Directive -
Images do not belong in the copy. Retype all the entries below exactly.

───── Items ─────

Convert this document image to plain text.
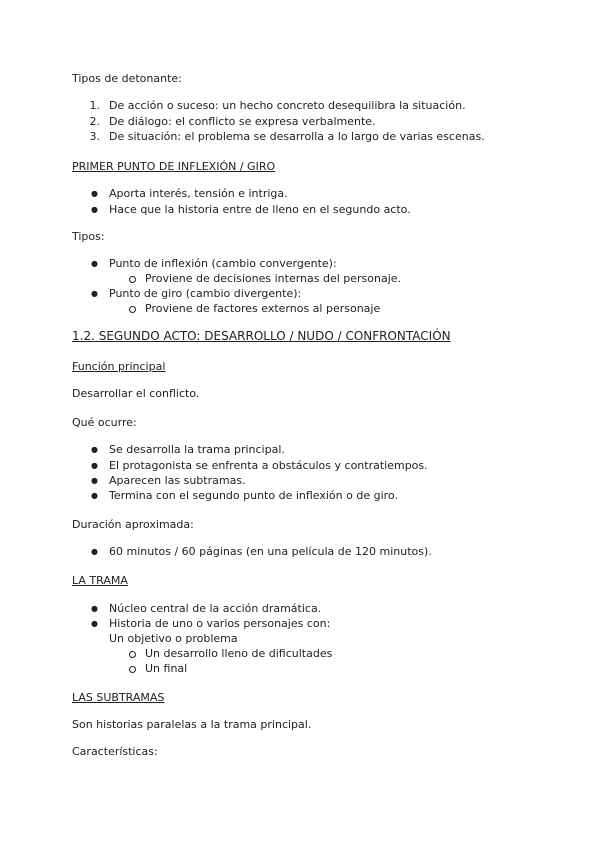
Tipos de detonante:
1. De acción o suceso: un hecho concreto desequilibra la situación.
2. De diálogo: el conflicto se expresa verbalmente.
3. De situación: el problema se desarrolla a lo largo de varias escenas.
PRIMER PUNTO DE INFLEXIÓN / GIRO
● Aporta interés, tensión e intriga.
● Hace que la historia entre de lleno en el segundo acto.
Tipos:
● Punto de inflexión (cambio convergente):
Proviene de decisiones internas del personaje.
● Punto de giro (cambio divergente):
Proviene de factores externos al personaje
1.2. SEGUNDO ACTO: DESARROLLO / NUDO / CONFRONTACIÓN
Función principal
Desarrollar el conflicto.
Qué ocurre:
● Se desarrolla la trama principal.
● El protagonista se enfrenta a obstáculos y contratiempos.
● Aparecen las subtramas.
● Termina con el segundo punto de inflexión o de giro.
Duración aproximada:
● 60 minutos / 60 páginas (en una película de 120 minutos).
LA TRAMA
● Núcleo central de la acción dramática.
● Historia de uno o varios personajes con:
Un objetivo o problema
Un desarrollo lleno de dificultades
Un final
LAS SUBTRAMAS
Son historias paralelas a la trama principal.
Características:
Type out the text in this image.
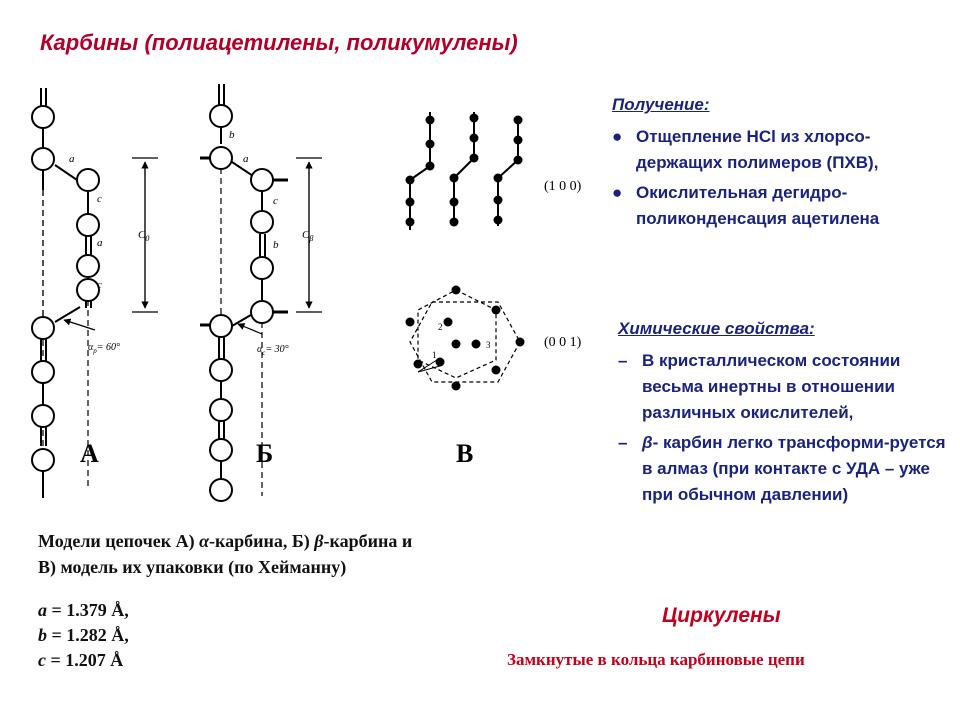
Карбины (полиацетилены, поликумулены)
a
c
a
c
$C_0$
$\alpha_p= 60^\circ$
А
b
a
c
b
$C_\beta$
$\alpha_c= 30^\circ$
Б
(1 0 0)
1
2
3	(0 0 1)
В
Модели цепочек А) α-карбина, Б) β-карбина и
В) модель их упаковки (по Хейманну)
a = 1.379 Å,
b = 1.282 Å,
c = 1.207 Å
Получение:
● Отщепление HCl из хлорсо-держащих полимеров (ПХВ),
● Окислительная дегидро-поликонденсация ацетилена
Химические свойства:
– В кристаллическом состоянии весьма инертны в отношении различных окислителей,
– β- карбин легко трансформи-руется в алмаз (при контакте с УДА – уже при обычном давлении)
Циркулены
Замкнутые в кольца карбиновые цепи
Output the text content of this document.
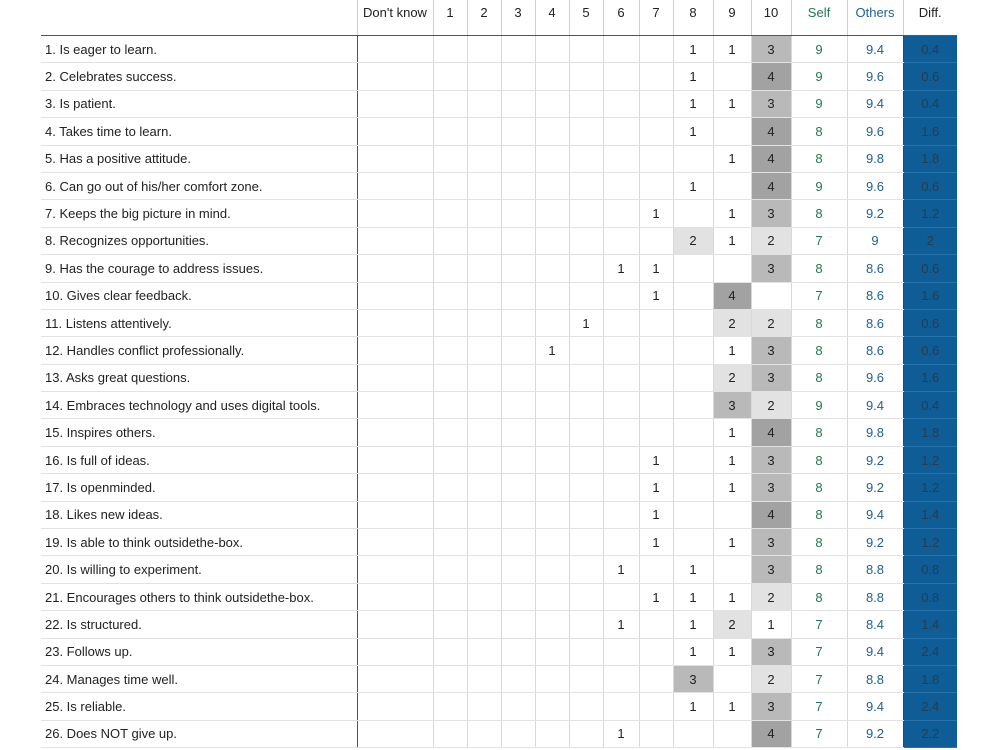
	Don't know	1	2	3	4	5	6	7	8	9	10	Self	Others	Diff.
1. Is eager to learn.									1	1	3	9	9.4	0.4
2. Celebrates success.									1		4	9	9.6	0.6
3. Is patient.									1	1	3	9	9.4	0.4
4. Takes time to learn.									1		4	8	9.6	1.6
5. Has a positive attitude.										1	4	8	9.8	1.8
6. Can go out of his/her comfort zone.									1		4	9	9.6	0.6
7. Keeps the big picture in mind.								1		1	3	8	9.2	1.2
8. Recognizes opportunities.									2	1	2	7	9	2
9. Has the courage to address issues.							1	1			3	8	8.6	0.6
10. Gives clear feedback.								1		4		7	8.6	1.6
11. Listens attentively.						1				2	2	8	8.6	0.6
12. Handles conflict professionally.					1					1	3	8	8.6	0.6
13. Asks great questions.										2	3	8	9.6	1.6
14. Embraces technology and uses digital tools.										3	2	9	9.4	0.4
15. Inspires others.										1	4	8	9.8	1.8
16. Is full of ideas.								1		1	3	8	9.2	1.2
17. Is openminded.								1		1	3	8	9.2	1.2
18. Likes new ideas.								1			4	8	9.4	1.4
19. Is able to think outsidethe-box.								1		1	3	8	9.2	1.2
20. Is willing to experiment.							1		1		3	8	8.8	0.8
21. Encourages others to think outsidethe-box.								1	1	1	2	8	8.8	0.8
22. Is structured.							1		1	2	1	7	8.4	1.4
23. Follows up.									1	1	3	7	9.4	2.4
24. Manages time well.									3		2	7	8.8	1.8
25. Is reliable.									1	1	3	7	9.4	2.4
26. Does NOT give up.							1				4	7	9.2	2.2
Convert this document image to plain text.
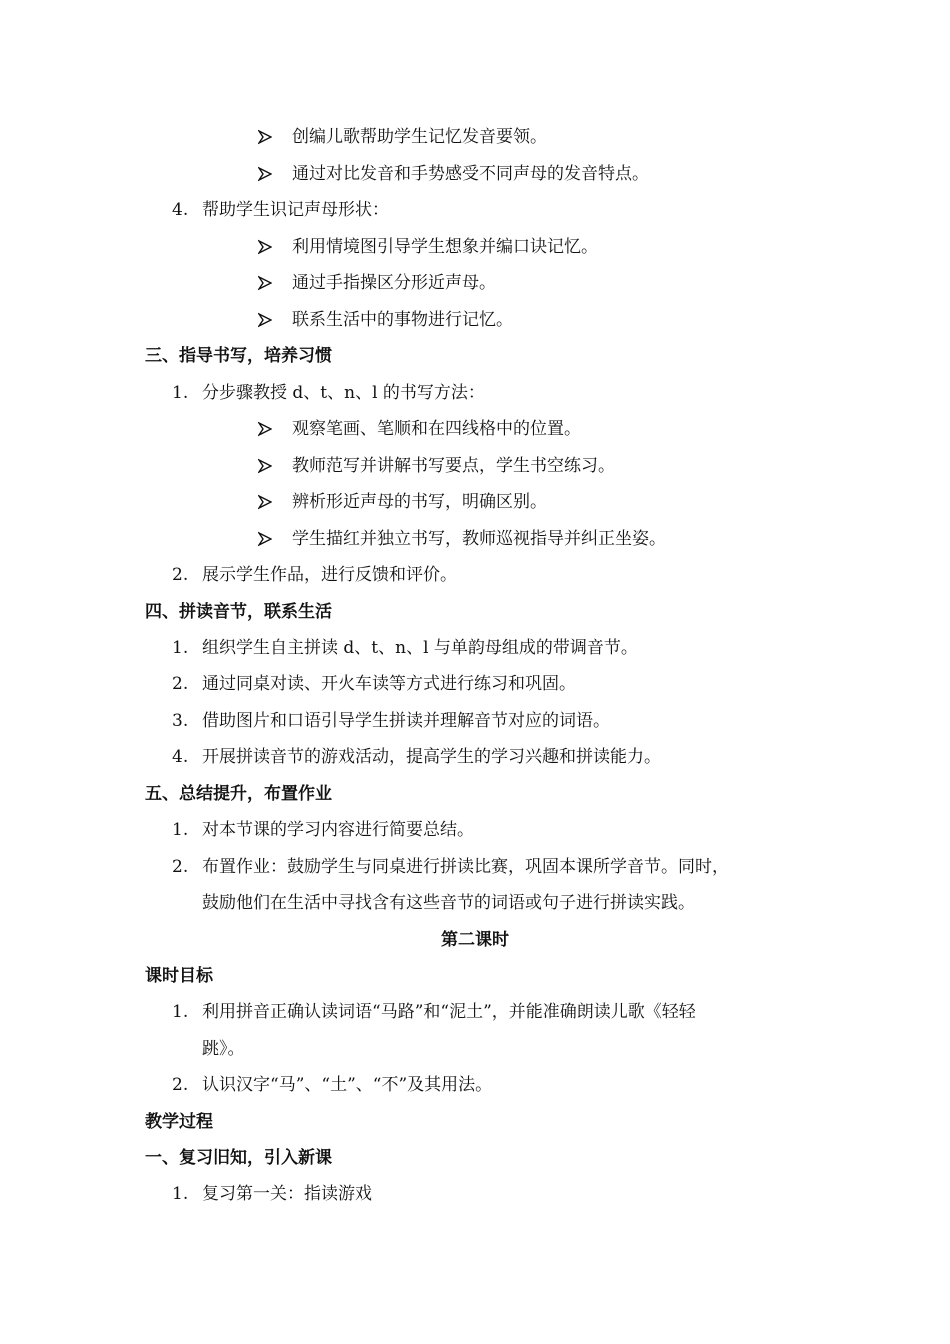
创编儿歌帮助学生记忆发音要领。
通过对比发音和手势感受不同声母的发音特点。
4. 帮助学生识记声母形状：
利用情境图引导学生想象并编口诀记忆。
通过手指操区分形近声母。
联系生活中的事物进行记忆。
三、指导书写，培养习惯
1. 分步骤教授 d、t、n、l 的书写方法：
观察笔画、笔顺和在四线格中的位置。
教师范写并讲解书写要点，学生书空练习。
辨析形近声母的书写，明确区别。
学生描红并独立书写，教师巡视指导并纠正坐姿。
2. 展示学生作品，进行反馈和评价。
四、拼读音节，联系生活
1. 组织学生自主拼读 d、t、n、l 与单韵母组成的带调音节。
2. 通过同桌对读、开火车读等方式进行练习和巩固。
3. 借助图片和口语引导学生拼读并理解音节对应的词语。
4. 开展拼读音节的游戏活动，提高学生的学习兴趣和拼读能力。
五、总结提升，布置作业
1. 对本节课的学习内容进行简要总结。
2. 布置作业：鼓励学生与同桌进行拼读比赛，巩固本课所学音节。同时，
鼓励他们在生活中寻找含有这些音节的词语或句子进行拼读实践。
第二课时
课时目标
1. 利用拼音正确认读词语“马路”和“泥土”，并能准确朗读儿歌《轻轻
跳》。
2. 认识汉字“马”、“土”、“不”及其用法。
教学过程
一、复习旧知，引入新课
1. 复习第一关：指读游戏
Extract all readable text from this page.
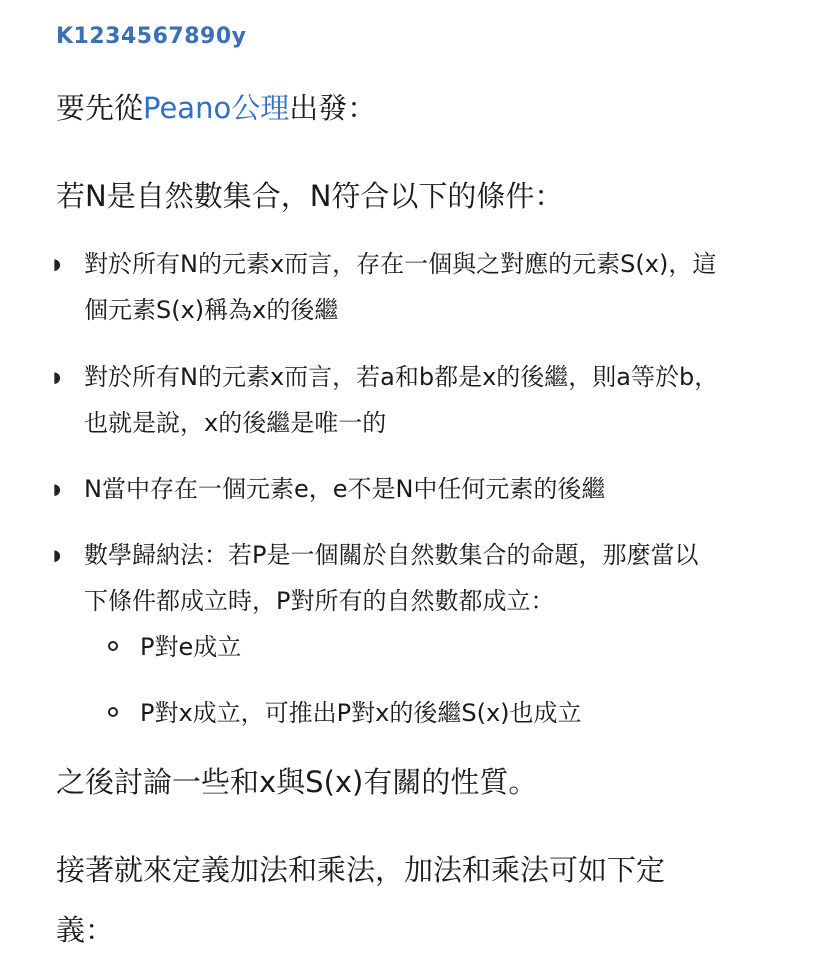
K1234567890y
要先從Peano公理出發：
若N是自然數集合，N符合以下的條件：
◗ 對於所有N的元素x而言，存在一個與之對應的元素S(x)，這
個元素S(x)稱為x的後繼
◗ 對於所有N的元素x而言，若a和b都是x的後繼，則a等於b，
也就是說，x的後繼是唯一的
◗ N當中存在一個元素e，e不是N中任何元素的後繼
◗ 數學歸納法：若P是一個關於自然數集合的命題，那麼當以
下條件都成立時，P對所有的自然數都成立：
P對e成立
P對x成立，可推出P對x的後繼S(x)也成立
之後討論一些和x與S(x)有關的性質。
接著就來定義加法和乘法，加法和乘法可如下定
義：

─────

The answer -
Convert this document image to plain text.
Tipos de detonante:
1. De acción o suceso: un hecho concreto desequilibra la situación.
2. De diálogo: el conflicto se expresa verbalmente.
3. De situación: el problema se desarrolla a lo largo de varias escenas.
PRIMER PUNTO DE INFLEXIÓN / GIRO
● Aporta interés, tensión e intriga.
● Hace que la historia entre de lleno en el segundo acto.
Tipos:
● Punto de inflexión (cambio convergente):
Proviene de decisiones internas del personaje.
● Punto de giro (cambio divergente):
Proviene de factores externos al personaje
1.2. SEGUNDO ACTO: DESARROLLO / NUDO / CONFRONTACIÓN
Función principal
Desarrollar el conflicto.
Qué ocurre:
● Se desarrolla la trama principal.
● El protagonista se enfrenta a obstáculos y contratiempos.
● Aparecen las subtramas.
● Termina con el segundo punto de inflexión o de giro.
Duración aproximada:
● 60 minutos / 60 páginas (en una película de 120 minutos).
LA TRAMA
● Núcleo central de la acción dramática.
● Historia de uno o varios personajes con:
Un objetivo o problema
Un desarrollo lleno de dificultades
Un final
LAS SUBTRAMAS
Son historias paralelas a la trama principal.
Características:
Type out the text in this image.
Карбины (полиацетилены, поликумулены)
a
c
a
c
$C_0$
$\alpha_p= 60^\circ$
А
b
a
c
b
$C_\beta$
$\alpha_c= 30^\circ$
Б
(1 0 0)
1
2
3	(0 0 1)
В
Модели цепочек А) α-карбина, Б) β-карбина и
В) модель их упаковки (по Хейманну)
a = 1.379 Å,
b = 1.282 Å,
c = 1.207 Å
Получение:
● Отщепление HCl из хлорсо-держащих полимеров (ПХВ),
● Окислительная дегидро-поликонденсация ацетилена
Химические свойства:
– В кристаллическом состоянии весьма инертны в отношении различных окислителей,
– β- карбин легко трансформи-руется в алмаз (при контакте с УДА – уже при обычном давлении)
Циркулены
Замкнутые в кольца карбиновые цепи
Output the text content of this document.
	Don't know	1	2	3	4	5	6	7	8	9	10	Self	Others	Diff.
1. Is eager to learn.									1	1	3	9	9.4	0.4
2. Celebrates success.									1		4	9	9.6	0.6
3. Is patient.									1	1	3	9	9.4	0.4
4. Takes time to learn.									1		4	8	9.6	1.6
5. Has a positive attitude.										1	4	8	9.8	1.8
6. Can go out of his/her comfort zone.									1		4	9	9.6	0.6
7. Keeps the big picture in mind.								1		1	3	8	9.2	1.2
8. Recognizes opportunities.									2	1	2	7	9	2
9. Has the courage to address issues.							1	1			3	8	8.6	0.6
10. Gives clear feedback.								1		4		7	8.6	1.6
11. Listens attentively.						1				2	2	8	8.6	0.6
12. Handles conflict professionally.					1					1	3	8	8.6	0.6
13. Asks great questions.										2	3	8	9.6	1.6
14. Embraces technology and uses digital tools.										3	2	9	9.4	0.4
15. Inspires others.										1	4	8	9.8	1.8
16. Is full of ideas.								1		1	3	8	9.2	1.2
17. Is openminded.								1		1	3	8	9.2	1.2
18. Likes new ideas.								1			4	8	9.4	1.4
19. Is able to think outsidethe-box.								1		1	3	8	9.2	1.2
20. Is willing to experiment.							1		1		3	8	8.8	0.8
21. Encourages others to think outsidethe-box.								1	1	1	2	8	8.8	0.8
22. Is structured.							1		1	2	1	7	8.4	1.4
23. Follows up.									1	1	3	7	9.4	2.4
24. Manages time well.									3		2	7	8.8	1.8
25. Is reliable.									1	1	3	7	9.4	2.4
26. Does NOT give up.							1				4	7	9.2	2.2
Convert this document image to plain text.
创编儿歌帮助学生记忆发音要领。
通过对比发音和手势感受不同声母的发音特点。
4. 帮助学生识记声母形状：
利用情境图引导学生想象并编口诀记忆。
通过手指操区分形近声母。
联系生活中的事物进行记忆。
三、指导书写，培养习惯
1. 分步骤教授 d、t、n、l 的书写方法：
观察笔画、笔顺和在四线格中的位置。
教师范写并讲解书写要点，学生书空练习。
辨析形近声母的书写，明确区别。
学生描红并独立书写，教师巡视指导并纠正坐姿。
2. 展示学生作品，进行反馈和评价。
四、拼读音节，联系生活
1. 组织学生自主拼读 d、t、n、l 与单韵母组成的带调音节。
2. 通过同桌对读、开火车读等方式进行练习和巩固。
3. 借助图片和口语引导学生拼读并理解音节对应的词语。
4. 开展拼读音节的游戏活动，提高学生的学习兴趣和拼读能力。
五、总结提升，布置作业
1. 对本节课的学习内容进行简要总结。
2. 布置作业：鼓励学生与同桌进行拼读比赛，巩固本课所学音节。同时，
鼓励他们在生活中寻找含有这些音节的词语或句子进行拼读实践。
第二课时
课时目标
1. 利用拼音正确认读词语“马路”和“泥土”，并能准确朗读儿歌《轻轻
跳》。
2. 认识汉字“马”、“土”、“不”及其用法。
教学过程
一、复习旧知，引入新课
1. 复习第一关：指读游戏
Extract all readable text from this page.
K1234567890y
要先從Peano公理出發：
若N是自然數集合，N符合以下的條件：
◗ 對於所有N的元素x而言，存在一個與之對應的元素S(x)，這
個元素S(x)稱為x的後繼
◗ 對於所有N的元素x而言，若a和b都是x的後繼，則a等於b，
也就是說，x的後繼是唯一的
◗ N當中存在一個元素e，e不是N中任何元素的後繼
◗ 數學歸納法：若P是一個關於自然數集合的命題，那麼當以
下條件都成立時，P對所有的自然數都成立：
P對e成立
P對x成立，可推出P對x的後繼S(x)也成立
之後討論一些和x與S(x)有關的性質。
接著就來定義加法和乘法，加法和乘法可如下定
義：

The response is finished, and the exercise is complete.